== Your task ==
Read the records and gather each line that includes "icon".

>>>>>

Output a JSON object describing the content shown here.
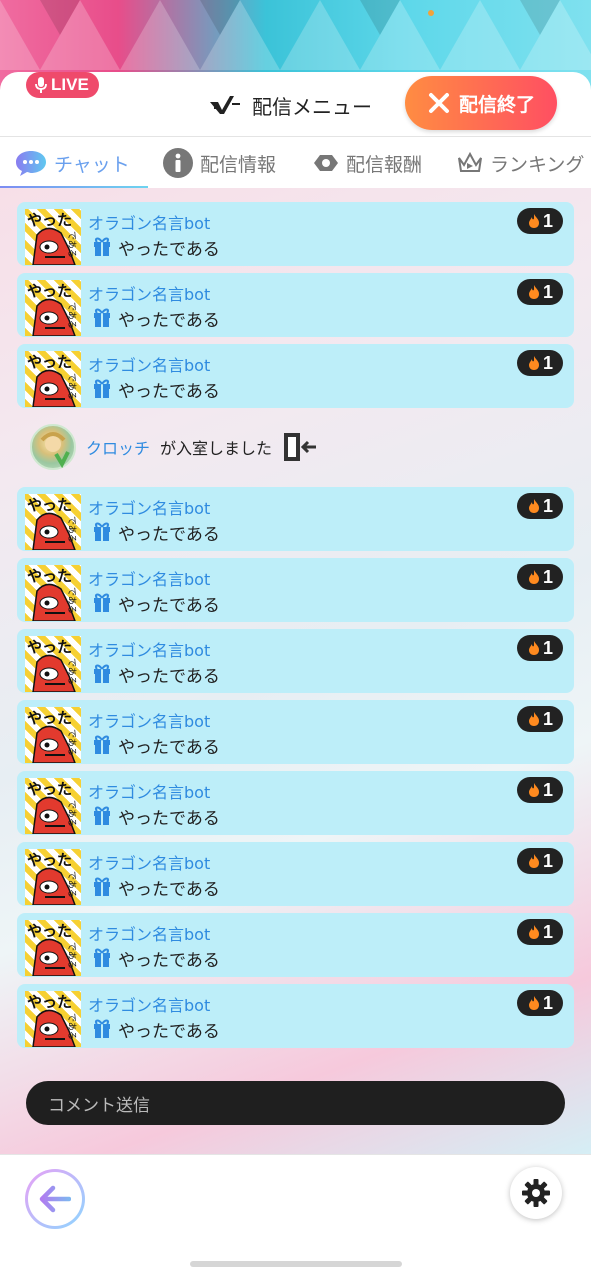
{
  "header": {
    "live_label": "LIVE",
    "menu_label": "配信メニュー",
    "end_button_label": "配信終了"
  },
  "tabs": [
    {
      "label": "チャット",
      "icon": "chat-bubble-icon",
      "active": true
    },
    {
      "label": "配信情報",
      "icon": "info-icon",
      "active": false
    },
    {
      "label": "配信報酬",
      "icon": "reward-icon",
      "active": false
    },
    {
      "label": "ランキング",
      "icon": "crown-icon",
      "active": false
    }
  ],
  "messages_top": [
    {
      "name": "オラゴン名言bot",
      "text": "やったである",
      "badge": "1"
    },
    {
      "name": "オラゴン名言bot",
      "text": "やったである",
      "badge": "1"
    },
    {
      "name": "オラゴン名言bot",
      "text": "やったである",
      "badge": "1"
    }
  ],
  "enter_event": {
    "name": "クロッチ",
    "text": "が入室しました"
  },
  "messages_bottom": [
    {
      "name": "オラゴン名言bot",
      "text": "やったである",
      "badge": "1"
    },
    {
      "name": "オラゴン名言bot",
      "text": "やったである",
      "badge": "1"
    },
    {
      "name": "オラゴン名言bot",
      "text": "やったである",
      "badge": "1"
    },
    {
      "name": "オラゴン名言bot",
      "text": "やったである",
      "badge": "1"
    },
    {
      "name": "オラゴン名言bot",
      "text": "やったである",
      "badge": "1"
    },
    {
      "name": "オラゴン名言bot",
      "text": "やったである",
      "badge": "1"
    },
    {
      "name": "オラゴン名言bot",
      "text": "やったである",
      "badge": "1"
    },
    {
      "name": "オラゴン名言bot",
      "text": "やったである",
      "badge": "1"
    }
  ],
  "avatar_text": "やったである",
  "comment": {
    "placeholder": "コメント送信"
  },
  "colors": {
    "accent_pink": "#ef4a6b",
    "end_gradient_start": "#ff8c42",
    "end_gradient_end": "#ff4f62",
    "message_bg": "#bdeef9",
    "name_blue": "#2f8be0",
    "badge_dark": "#222222"
  }
}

<<<<<

== Final result ==
      "icon": "chat-bubble-icon",
      "icon": "info-icon",
      "icon": "reward-icon",
      "icon": "crown-icon",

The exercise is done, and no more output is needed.